▶ [Problem details]
Where the data below has the string "placeholder", return the whole line.
---------------
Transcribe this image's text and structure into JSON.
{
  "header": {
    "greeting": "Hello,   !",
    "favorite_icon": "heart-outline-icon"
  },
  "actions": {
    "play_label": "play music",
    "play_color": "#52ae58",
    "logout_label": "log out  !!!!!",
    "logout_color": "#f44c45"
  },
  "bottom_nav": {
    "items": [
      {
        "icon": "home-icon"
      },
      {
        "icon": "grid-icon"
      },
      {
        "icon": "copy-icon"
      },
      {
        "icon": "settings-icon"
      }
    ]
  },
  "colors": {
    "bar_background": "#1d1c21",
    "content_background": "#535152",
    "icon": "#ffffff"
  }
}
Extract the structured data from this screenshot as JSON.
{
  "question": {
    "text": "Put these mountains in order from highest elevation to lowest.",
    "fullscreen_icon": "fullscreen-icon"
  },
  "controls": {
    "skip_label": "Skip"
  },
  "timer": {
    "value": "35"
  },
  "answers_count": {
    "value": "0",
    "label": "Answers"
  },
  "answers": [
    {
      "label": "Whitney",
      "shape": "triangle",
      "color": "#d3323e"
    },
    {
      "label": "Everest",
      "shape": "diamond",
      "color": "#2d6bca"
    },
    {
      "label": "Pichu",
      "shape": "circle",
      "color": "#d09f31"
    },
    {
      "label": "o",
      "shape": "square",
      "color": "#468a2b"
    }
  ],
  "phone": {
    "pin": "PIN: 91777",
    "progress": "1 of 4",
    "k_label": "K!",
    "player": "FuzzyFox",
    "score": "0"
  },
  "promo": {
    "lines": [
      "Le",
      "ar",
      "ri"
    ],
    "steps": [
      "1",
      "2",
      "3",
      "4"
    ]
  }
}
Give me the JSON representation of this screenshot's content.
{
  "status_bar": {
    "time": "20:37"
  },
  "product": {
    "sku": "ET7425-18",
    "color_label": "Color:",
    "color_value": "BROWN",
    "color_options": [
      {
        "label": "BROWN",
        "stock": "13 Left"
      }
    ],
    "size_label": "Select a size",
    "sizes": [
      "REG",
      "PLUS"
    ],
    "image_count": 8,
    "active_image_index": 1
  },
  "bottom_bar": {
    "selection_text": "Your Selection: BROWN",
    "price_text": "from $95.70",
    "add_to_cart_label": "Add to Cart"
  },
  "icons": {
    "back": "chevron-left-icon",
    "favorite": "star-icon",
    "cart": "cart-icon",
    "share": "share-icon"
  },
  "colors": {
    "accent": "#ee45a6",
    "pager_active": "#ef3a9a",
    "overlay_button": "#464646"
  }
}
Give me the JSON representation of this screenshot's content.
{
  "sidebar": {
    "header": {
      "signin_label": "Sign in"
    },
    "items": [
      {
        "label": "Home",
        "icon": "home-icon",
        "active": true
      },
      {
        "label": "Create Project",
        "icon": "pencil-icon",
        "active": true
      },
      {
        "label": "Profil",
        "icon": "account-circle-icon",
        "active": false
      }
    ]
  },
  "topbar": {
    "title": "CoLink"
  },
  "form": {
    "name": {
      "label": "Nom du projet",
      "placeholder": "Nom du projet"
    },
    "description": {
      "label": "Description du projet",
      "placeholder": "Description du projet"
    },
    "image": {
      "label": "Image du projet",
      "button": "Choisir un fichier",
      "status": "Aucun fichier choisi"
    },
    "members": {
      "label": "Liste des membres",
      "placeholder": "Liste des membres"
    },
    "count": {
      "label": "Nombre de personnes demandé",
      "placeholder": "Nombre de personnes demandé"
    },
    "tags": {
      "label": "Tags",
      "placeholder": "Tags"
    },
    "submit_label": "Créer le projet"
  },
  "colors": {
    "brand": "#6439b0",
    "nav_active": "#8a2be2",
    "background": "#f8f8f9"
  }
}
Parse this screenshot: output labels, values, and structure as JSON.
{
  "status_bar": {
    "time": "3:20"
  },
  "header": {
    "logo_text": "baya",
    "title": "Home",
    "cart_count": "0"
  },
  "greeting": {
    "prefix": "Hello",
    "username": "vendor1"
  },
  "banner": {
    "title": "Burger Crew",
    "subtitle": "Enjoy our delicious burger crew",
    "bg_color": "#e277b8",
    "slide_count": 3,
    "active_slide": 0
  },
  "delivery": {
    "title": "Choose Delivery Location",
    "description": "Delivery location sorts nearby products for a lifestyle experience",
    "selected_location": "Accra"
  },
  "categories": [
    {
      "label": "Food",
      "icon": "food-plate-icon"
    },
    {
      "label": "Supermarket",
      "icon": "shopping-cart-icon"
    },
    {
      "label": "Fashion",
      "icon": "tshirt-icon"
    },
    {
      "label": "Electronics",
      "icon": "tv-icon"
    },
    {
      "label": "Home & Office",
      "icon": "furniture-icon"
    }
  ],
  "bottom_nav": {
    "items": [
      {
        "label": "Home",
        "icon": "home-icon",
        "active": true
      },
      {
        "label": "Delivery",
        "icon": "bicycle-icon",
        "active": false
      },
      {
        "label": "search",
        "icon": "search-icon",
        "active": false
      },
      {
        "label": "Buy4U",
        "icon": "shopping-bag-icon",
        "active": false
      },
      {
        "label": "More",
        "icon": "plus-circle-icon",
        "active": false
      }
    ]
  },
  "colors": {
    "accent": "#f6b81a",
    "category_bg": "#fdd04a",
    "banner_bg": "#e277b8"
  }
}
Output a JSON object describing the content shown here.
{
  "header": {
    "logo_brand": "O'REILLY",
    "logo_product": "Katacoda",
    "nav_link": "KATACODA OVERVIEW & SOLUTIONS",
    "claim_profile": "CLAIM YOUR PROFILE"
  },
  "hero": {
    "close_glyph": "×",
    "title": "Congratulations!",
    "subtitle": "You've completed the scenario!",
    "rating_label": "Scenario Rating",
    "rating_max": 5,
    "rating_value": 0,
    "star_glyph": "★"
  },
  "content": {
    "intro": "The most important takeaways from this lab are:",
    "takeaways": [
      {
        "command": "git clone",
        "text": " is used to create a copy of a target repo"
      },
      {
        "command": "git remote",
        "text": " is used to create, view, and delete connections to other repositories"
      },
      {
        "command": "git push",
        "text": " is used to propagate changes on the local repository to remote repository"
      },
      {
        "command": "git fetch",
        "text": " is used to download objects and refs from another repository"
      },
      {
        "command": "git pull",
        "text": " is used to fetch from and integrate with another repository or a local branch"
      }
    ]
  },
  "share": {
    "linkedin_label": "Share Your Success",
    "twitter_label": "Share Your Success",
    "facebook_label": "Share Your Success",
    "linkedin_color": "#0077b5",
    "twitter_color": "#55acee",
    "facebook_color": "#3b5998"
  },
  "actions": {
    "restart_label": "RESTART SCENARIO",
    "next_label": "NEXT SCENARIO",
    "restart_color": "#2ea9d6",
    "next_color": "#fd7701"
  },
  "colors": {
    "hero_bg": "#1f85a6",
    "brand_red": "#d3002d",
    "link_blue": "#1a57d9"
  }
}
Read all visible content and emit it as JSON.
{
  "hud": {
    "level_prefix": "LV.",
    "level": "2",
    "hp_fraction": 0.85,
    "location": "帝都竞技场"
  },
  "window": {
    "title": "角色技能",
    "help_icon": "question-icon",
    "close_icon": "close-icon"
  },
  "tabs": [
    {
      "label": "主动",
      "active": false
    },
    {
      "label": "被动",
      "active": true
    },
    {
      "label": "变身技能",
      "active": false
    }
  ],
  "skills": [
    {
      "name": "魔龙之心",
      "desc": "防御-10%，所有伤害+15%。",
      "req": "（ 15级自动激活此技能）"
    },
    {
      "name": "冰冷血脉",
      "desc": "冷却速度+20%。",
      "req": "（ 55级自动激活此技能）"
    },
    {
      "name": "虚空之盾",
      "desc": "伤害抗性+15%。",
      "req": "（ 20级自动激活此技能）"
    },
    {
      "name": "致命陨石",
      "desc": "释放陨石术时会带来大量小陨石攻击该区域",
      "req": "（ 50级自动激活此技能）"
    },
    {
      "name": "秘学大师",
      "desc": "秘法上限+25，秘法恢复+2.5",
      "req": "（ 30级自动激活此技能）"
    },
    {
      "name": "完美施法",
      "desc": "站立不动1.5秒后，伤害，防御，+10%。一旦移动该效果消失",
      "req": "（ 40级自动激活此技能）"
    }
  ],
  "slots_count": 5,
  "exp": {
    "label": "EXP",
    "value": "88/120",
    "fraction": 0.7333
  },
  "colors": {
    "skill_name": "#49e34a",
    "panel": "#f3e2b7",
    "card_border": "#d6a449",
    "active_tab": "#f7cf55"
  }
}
---------------
▶ [Answer to this problem]
      "placeholder": "Nom du projet"
      "placeholder": "Description du projet"
      "placeholder": "Liste des membres"
      "placeholder": "Nombre de personnes demandé"
      "placeholder": "Tags"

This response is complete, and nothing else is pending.